• **WRITTEN TASK**
Quote the listing below in its entirety, omitting every image.

--- start ---

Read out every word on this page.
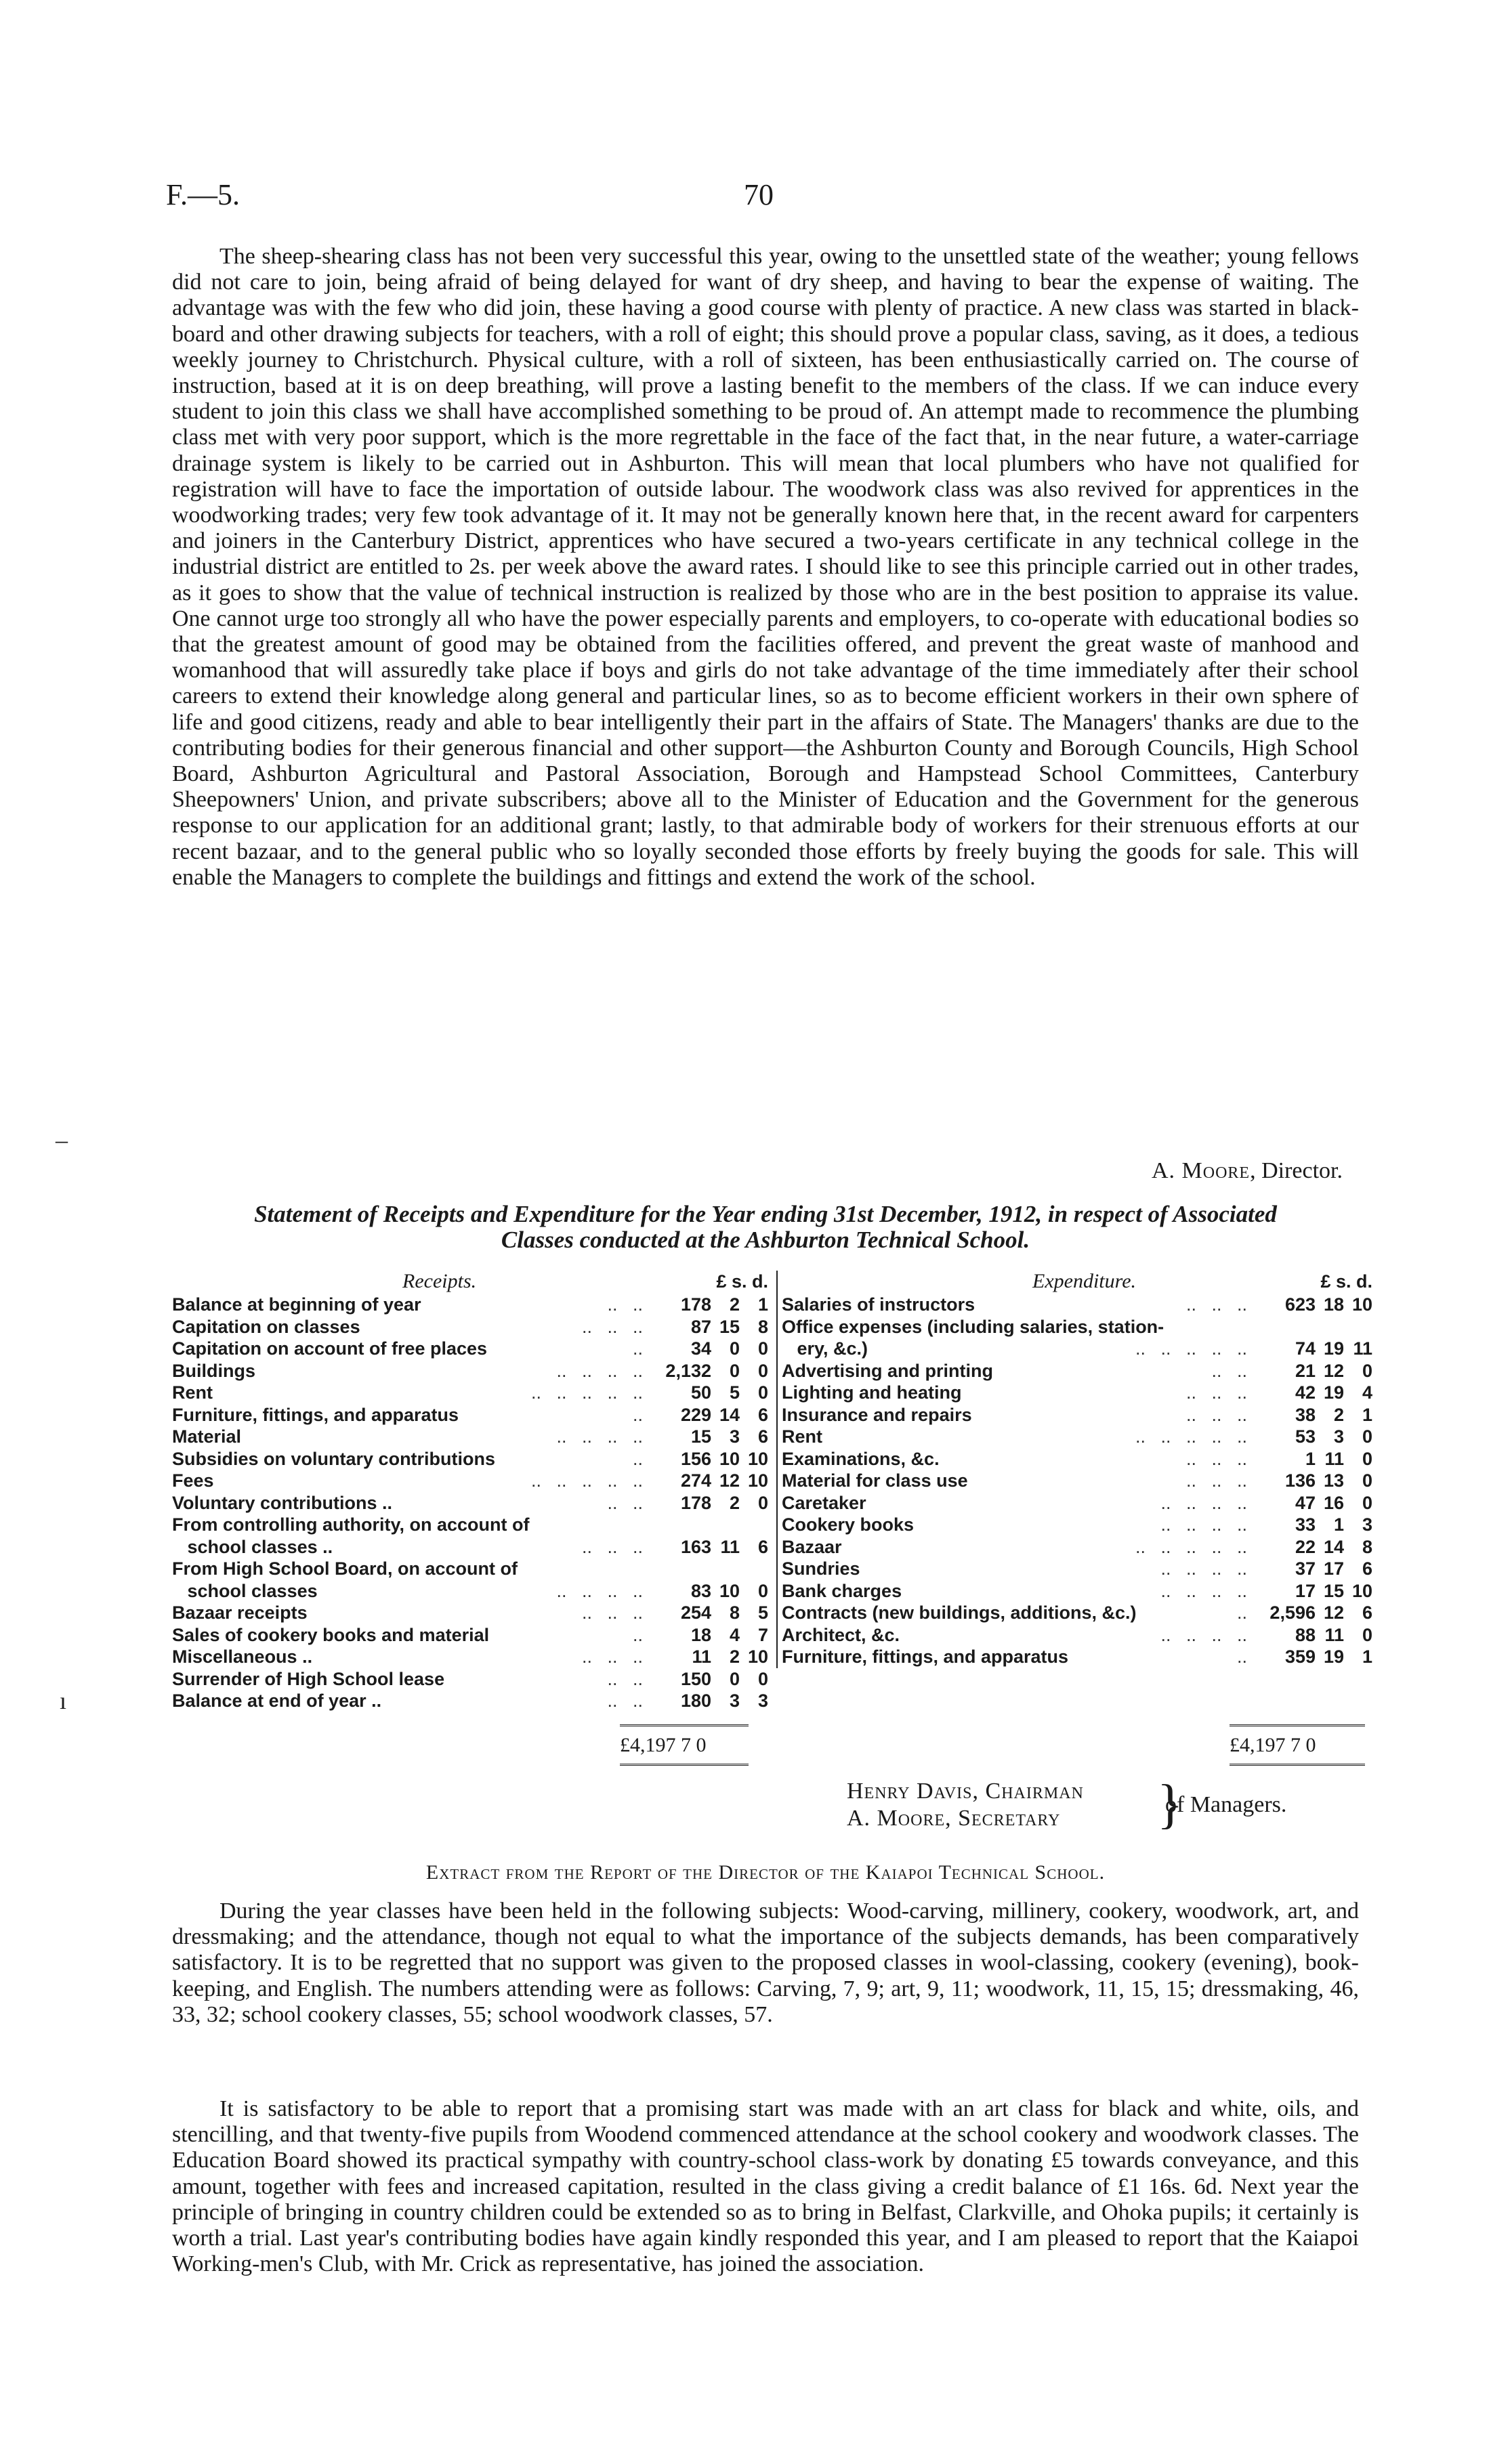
F.—5.	70

The sheep-shearing class has not been very successful this year, owing to the unsettled state of the weather; young fellows did not care to join, being afraid of being delayed for want of dry sheep, and having to bear the expense of waiting. The advantage was with the few who did join, these having a good course with plenty of practice. A new class was started in black-board and other drawing subjects for teachers, with a roll of eight; this should prove a popular class, saving, as it does, a tedious weekly journey to Christchurch. Physical culture, with a roll of sixteen, has been enthusiastically carried on. The course of instruction, based at it is on deep breathing, will prove a lasting benefit to the members of the class. If we can induce every student to join this class we shall have accomplished something to be proud of. An attempt made to recommence the plumbing class met with very poor support, which is the more regrettable in the face of the fact that, in the near future, a water-carriage drainage system is likely to be carried out in Ashburton. This will mean that local plumbers who have not qualified for registration will have to face the importation of outside labour. The woodwork class was also revived for apprentices in the woodworking trades; very few took advantage of it. It may not be generally known here that, in the recent award for carpenters and joiners in the Canterbury District, apprentices who have secured a two-years certificate in any technical college in the industrial district are entitled to 2s. per week above the award rates. I should like to see this principle carried out in other trades, as it goes to show that the value of technical instruction is realized by those who are in the best position to appraise its value. One cannot urge too strongly all who have the power especially parents and employers, to co-operate with educational bodies so that the greatest amount of good may be obtained from the facilities offered, and prevent the great waste of manhood and womanhood that will assuredly take place if boys and girls do not take advantage of the time immediately after their school careers to extend their knowledge along general and particular lines, so as to become efficient workers in their own sphere of life and good citizens, ready and able to bear intelligently their part in the affairs of State. The Managers' thanks are due to the contributing bodies for their generous financial and other support—the Ashburton County and Borough Councils, High School Board, Ashburton Agricultural and Pastoral Association, Borough and Hampstead School Committees, Canterbury Sheepowners' Union, and private subscribers; above all to the Minister of Education and the Government for the generous response to our application for an additional grant; lastly, to that admirable body of workers for their strenuous efforts at our recent bazaar, and to the general public who so loyally seconded those efforts by freely buying the goods for sale. This will enable the Managers to complete the buildings and fittings and extend the work of the school.

–
A. Moore, Director.
Statement of Receipts and Expenditure for the Year ending 31st December, 1912, in respect of Associated
Classes conducted at the Ashburton Technical School.
Receipts.	£ s. d.
Balance at beginning of year	..   ..	178 2 1
Capitation on classes	..   ..   ..	87 15 8
Capitation on account of free places	..	34 0 0
Buildings	..   ..   ..   ..	2,132 0 0
Rent	..   ..   ..   ..   ..	50 5 0
Furniture, fittings, and apparatus	..	229 14 6
Material	..   ..   ..   ..	15 3 6
Subsidies on voluntary contributions	..	156 10 10
Fees	..   ..   ..   ..   ..	274 12 10
Voluntary contributions ..	..   ..	178 2 0
From controlling authority, on account of
school classes ..	..   ..   ..	163 11 6
From High School Board, on account of
school classes	..   ..   ..   ..	83 10 0
Bazaar receipts	..   ..   ..	254 8 5
Sales of cookery books and material	..	18 4 7
Miscellaneous ..	..   ..   ..	11 2 10
Surrender of High School lease	..   ..	150 0 0
Balance at end of year ..	..   ..	180 3 3
Expenditure.	£ s. d.
Salaries of instructors	..   ..   ..	623 18 10
Office expenses (including salaries, station-
ery, &c.)	..   ..   ..   ..   ..	74 19 11
Advertising and printing	..   ..	21 12 0
Lighting and heating	..   ..   ..	42 19 4
Insurance and repairs	..   ..   ..	38 2 1
Rent	..   ..   ..   ..   ..	53 3 0
Examinations, &c.	..   ..   ..	1 11 0
Material for class use	..   ..   ..	136 13 0
Caretaker	..   ..   ..   ..	47 16 0
Cookery books	..   ..   ..   ..	33 1 3
Bazaar	..   ..   ..   ..   ..	22 14 8
Sundries	..   ..   ..   ..	37 17 6
Bank charges	..   ..   ..   ..	17 15 10
Contracts (new buildings, additions, &c.)	..	2,596 12 6
Architect, &c.	..   ..   ..   ..	88 11 0
Furniture, fittings, and apparatus	..	359 19 1
£4,197 7 0	£4,197 7 0
ı
Henry Davis, Chairman
A. Moore, Secretary	}
of Managers.
Extract from the Report of the Director of the Kaiapoi Technical School.

During the year classes have been held in the following subjects: Wood-carving, millinery, cookery, woodwork, art, and dressmaking; and the attendance, though not equal to what the importance of the subjects demands, has been comparatively satisfactory. It is to be regretted that no support was given to the proposed classes in wool-classing, cookery (evening), book-keeping, and English. The numbers attending were as follows: Carving, 7, 9; art, 9, 11; woodwork, 11, 15, 15; dressmaking, 46, 33, 32; school cookery classes, 55; school woodwork classes, 57.

It is satisfactory to be able to report that a promising start was made with an art class for black and white, oils, and stencilling, and that twenty-five pupils from Woodend commenced attendance at the school cookery and woodwork classes. The Education Board showed its practical sympathy with country-school class-work by donating £5 towards conveyance, and this amount, together with fees and increased capitation, resulted in the class giving a credit balance of £1 16s. 6d. Next year the principle of bringing in country children could be extended so as to bring in Belfast, Clarkville, and Ohoka pupils; it certainly is worth a trial. Last year's contributing bodies have again kindly responded this year, and I am pleased to report that the Kaiapoi Working-men's Club, with Mr. Crick as representative, has joined the association.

--- end ---

• **RESPONSE TO THIS EXERCISE**
Read out every word on this page.
F.—5.	70

The sheep-shearing class has not been very successful this year, owing to the unsettled state of the weather; young fellows did not care to join, being afraid of being delayed for want of dry sheep, and having to bear the expense of waiting. The advantage was with the few who did join, these having a good course with plenty of practice. A new class was started in black-board and other drawing subjects for teachers, with a roll of eight; this should prove a popular class, saving, as it does, a tedious weekly journey to Christchurch. Physical culture, with a roll of sixteen, has been enthusiastically carried on. The course of instruction, based at it is on deep breathing, will prove a lasting benefit to the members of the class. If we can induce every student to join this class we shall have accomplished something to be proud of. An attempt made to recommence the plumbing class met with very poor support, which is the more regrettable in the face of the fact that, in the near future, a water-carriage drainage system is likely to be carried out in Ashburton. This will mean that local plumbers who have not qualified for registration will have to face the importation of outside labour. The woodwork class was also revived for apprentices in the woodworking trades; very few took advantage of it. It may not be generally known here that, in the recent award for carpenters and joiners in the Canterbury District, apprentices who have secured a two-years certificate in any technical college in the industrial district are entitled to 2s. per week above the award rates. I should like to see this principle carried out in other trades, as it goes to show that the value of technical instruction is realized by those who are in the best position to appraise its value. One cannot urge too strongly all who have the power especially parents and employers, to co-operate with educational bodies so that the greatest amount of good may be obtained from the facilities offered, and prevent the great waste of manhood and womanhood that will assuredly take place if boys and girls do not take advantage of the time immediately after their school careers to extend their knowledge along general and particular lines, so as to become efficient workers in their own sphere of life and good citizens, ready and able to bear intelligently their part in the affairs of State. The Managers' thanks are due to the contributing bodies for their generous financial and other support—the Ashburton County and Borough Councils, High School Board, Ashburton Agricultural and Pastoral Association, Borough and Hampstead School Committees, Canterbury Sheepowners' Union, and private subscribers; above all to the Minister of Education and the Government for the generous response to our application for an additional grant; lastly, to that admirable body of workers for their strenuous efforts at our recent bazaar, and to the general public who so loyally seconded those efforts by freely buying the goods for sale. This will enable the Managers to complete the buildings and fittings and extend the work of the school.

–
A. Moore, Director.
Statement of Receipts and Expenditure for the Year ending 31st December, 1912, in respect of Associated
Classes conducted at the Ashburton Technical School.
Receipts.	£ s. d.
Balance at beginning of year	..   ..	178 2 1
Capitation on classes	..   ..   ..	87 15 8
Capitation on account of free places	..	34 0 0
Buildings	..   ..   ..   ..	2,132 0 0
Rent	..   ..   ..   ..   ..	50 5 0
Furniture, fittings, and apparatus	..	229 14 6
Material	..   ..   ..   ..	15 3 6
Subsidies on voluntary contributions	..	156 10 10
Fees	..   ..   ..   ..   ..	274 12 10
Voluntary contributions ..	..   ..	178 2 0
From controlling authority, on account of
school classes ..	..   ..   ..	163 11 6
From High School Board, on account of
school classes	..   ..   ..   ..	83 10 0
Bazaar receipts	..   ..   ..	254 8 5
Sales of cookery books and material	..	18 4 7
Miscellaneous ..	..   ..   ..	11 2 10
Surrender of High School lease	..   ..	150 0 0
Balance at end of year ..	..   ..	180 3 3
Expenditure.	£ s. d.
Salaries of instructors	..   ..   ..	623 18 10
Office expenses (including salaries, station-
ery, &c.)	..   ..   ..   ..   ..	74 19 11
Advertising and printing	..   ..	21 12 0
Lighting and heating	..   ..   ..	42 19 4
Insurance and repairs	..   ..   ..	38 2 1
Rent	..   ..   ..   ..   ..	53 3 0
Examinations, &c.	..   ..   ..	1 11 0
Material for class use	..   ..   ..	136 13 0
Caretaker	..   ..   ..   ..	47 16 0
Cookery books	..   ..   ..   ..	33 1 3
Bazaar	..   ..   ..   ..   ..	22 14 8
Sundries	..   ..   ..   ..	37 17 6
Bank charges	..   ..   ..   ..	17 15 10
Contracts (new buildings, additions, &c.)	..	2,596 12 6
Architect, &c.	..   ..   ..   ..	88 11 0
Furniture, fittings, and apparatus	..	359 19 1
£4,197 7 0	£4,197 7 0
ı
Henry Davis, Chairman
A. Moore, Secretary	}
of Managers.
Extract from the Report of the Director of the Kaiapoi Technical School.

During the year classes have been held in the following subjects: Wood-carving, millinery, cookery, woodwork, art, and dressmaking; and the attendance, though not equal to what the importance of the subjects demands, has been comparatively satisfactory. It is to be regretted that no support was given to the proposed classes in wool-classing, cookery (evening), book-keeping, and English. The numbers attending were as follows: Carving, 7, 9; art, 9, 11; woodwork, 11, 15, 15; dressmaking, 46, 33, 32; school cookery classes, 55; school woodwork classes, 57.

It is satisfactory to be able to report that a promising start was made with an art class for black and white, oils, and stencilling, and that twenty-five pupils from Woodend commenced attendance at the school cookery and woodwork classes. The Education Board showed its practical sympathy with country-school class-work by donating £5 towards conveyance, and this amount, together with fees and increased capitation, resulted in the class giving a credit balance of £1 16s. 6d. Next year the principle of bringing in country children could be extended so as to bring in Belfast, Clarkville, and Ohoka pupils; it certainly is worth a trial. Last year's contributing bodies have again kindly responded this year, and I am pleased to report that the Kaiapoi Working-men's Club, with Mr. Crick as representative, has joined the association.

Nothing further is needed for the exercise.